(Extracted data entries)
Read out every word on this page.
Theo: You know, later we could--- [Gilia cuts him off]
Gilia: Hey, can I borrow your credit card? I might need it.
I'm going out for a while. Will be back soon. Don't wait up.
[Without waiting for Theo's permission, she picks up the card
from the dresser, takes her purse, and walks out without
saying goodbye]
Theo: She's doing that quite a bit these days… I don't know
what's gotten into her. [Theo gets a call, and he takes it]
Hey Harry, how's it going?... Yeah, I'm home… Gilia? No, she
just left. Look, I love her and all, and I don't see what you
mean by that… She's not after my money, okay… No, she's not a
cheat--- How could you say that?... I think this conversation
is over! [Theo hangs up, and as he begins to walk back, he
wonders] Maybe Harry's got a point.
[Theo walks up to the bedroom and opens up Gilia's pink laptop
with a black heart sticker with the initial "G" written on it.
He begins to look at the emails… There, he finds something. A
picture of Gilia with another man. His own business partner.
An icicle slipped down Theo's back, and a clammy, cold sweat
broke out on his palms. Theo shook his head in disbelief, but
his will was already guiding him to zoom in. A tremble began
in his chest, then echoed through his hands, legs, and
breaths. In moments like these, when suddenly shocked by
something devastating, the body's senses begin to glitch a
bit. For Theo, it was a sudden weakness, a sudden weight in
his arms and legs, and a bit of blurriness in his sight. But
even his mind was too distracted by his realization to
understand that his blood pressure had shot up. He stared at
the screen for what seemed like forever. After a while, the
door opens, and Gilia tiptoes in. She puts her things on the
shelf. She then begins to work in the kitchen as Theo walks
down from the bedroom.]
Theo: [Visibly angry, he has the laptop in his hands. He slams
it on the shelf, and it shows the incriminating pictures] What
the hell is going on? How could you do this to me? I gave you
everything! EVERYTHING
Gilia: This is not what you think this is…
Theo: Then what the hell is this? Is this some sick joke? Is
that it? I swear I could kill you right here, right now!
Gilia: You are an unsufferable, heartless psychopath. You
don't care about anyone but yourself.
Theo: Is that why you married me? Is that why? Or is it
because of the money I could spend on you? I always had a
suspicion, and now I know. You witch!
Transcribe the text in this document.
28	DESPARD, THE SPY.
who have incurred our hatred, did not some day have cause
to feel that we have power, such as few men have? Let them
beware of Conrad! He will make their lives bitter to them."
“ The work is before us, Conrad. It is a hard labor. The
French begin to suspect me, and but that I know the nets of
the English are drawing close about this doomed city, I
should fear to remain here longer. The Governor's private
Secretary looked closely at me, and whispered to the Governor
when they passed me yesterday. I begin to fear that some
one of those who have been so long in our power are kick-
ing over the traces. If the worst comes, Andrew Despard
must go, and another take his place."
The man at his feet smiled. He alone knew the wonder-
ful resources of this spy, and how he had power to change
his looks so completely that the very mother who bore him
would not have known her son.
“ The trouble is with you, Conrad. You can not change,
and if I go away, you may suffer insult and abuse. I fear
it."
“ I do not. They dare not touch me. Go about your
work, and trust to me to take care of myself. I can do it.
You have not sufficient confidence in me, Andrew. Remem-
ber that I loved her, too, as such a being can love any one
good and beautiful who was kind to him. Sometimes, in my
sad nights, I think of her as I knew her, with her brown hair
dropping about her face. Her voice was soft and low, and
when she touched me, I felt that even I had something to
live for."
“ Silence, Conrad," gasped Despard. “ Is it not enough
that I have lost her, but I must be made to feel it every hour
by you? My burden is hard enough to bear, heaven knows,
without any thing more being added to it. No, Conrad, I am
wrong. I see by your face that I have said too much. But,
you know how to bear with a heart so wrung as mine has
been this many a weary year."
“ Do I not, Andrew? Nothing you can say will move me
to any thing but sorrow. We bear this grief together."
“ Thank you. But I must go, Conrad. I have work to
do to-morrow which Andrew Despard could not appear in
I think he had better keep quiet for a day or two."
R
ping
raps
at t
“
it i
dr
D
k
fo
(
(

→ WHAT IS ASKED:
Write out the records shown above, exactly as they appear.

→ WRITTEN REPLY:
Read out every word on this page.
Theo: You know, later we could--- [Gilia cuts him off]
Gilia: Hey, can I borrow your credit card? I might need it.
I'm going out for a while. Will be back soon. Don't wait up.
[Without waiting for Theo's permission, she picks up the card
from the dresser, takes her purse, and walks out without
saying goodbye]
Theo: She's doing that quite a bit these days… I don't know
what's gotten into her. [Theo gets a call, and he takes it]
Hey Harry, how's it going?... Yeah, I'm home… Gilia? No, she
just left. Look, I love her and all, and I don't see what you
mean by that… She's not after my money, okay… No, she's not a
cheat--- How could you say that?... I think this conversation
is over! [Theo hangs up, and as he begins to walk back, he
wonders] Maybe Harry's got a point.
[Theo walks up to the bedroom and opens up Gilia's pink laptop
with a black heart sticker with the initial "G" written on it.
He begins to look at the emails… There, he finds something. A
picture of Gilia with another man. His own business partner.
An icicle slipped down Theo's back, and a clammy, cold sweat
broke out on his palms. Theo shook his head in disbelief, but
his will was already guiding him to zoom in. A tremble began
in his chest, then echoed through his hands, legs, and
breaths. In moments like these, when suddenly shocked by
something devastating, the body's senses begin to glitch a
bit. For Theo, it was a sudden weakness, a sudden weight in
his arms and legs, and a bit of blurriness in his sight. But
even his mind was too distracted by his realization to
understand that his blood pressure had shot up. He stared at
the screen for what seemed like forever. After a while, the
door opens, and Gilia tiptoes in. She puts her things on the
shelf. She then begins to work in the kitchen as Theo walks
down from the bedroom.]
Theo: [Visibly angry, he has the laptop in his hands. He slams
it on the shelf, and it shows the incriminating pictures] What
the hell is going on? How could you do this to me? I gave you
everything! EVERYTHING
Gilia: This is not what you think this is…
Theo: Then what the hell is this? Is this some sick joke? Is
that it? I swear I could kill you right here, right now!
Gilia: You are an unsufferable, heartless psychopath. You
don't care about anyone but yourself.
Theo: Is that why you married me? Is that why? Or is it
because of the money I could spend on you? I always had a
suspicion, and now I know. You witch!
Transcribe the text in this document.
28	DESPARD, THE SPY.
who have incurred our hatred, did not some day have cause
to feel that we have power, such as few men have? Let them
beware of Conrad! He will make their lives bitter to them."
“ The work is before us, Conrad. It is a hard labor. The
French begin to suspect me, and but that I know the nets of
the English are drawing close about this doomed city, I
should fear to remain here longer. The Governor's private
Secretary looked closely at me, and whispered to the Governor
when they passed me yesterday. I begin to fear that some
one of those who have been so long in our power are kick-
ing over the traces. If the worst comes, Andrew Despard
must go, and another take his place."
The man at his feet smiled. He alone knew the wonder-
ful resources of this spy, and how he had power to change
his looks so completely that the very mother who bore him
would not have known her son.
“ The trouble is with you, Conrad. You can not change,
and if I go away, you may suffer insult and abuse. I fear
it."
“ I do not. They dare not touch me. Go about your
work, and trust to me to take care of myself. I can do it.
You have not sufficient confidence in me, Andrew. Remem-
ber that I loved her, too, as such a being can love any one
good and beautiful who was kind to him. Sometimes, in my
sad nights, I think of her as I knew her, with her brown hair
dropping about her face. Her voice was soft and low, and
when she touched me, I felt that even I had something to
live for."
“ Silence, Conrad," gasped Despard. “ Is it not enough
that I have lost her, but I must be made to feel it every hour
by you? My burden is hard enough to bear, heaven knows,
without any thing more being added to it. No, Conrad, I am
wrong. I see by your face that I have said too much. But,
you know how to bear with a heart so wrung as mine has
been this many a weary year."
“ Do I not, Andrew? Nothing you can say will move me
to any thing but sorrow. We bear this grief together."
“ Thank you. But I must go, Conrad. I have work to
do to-morrow which Andrew Despard could not appear in
I think he had better keep quiet for a day or two."
R
ping
raps
at t
“
it i
dr
D
k
fo
(
(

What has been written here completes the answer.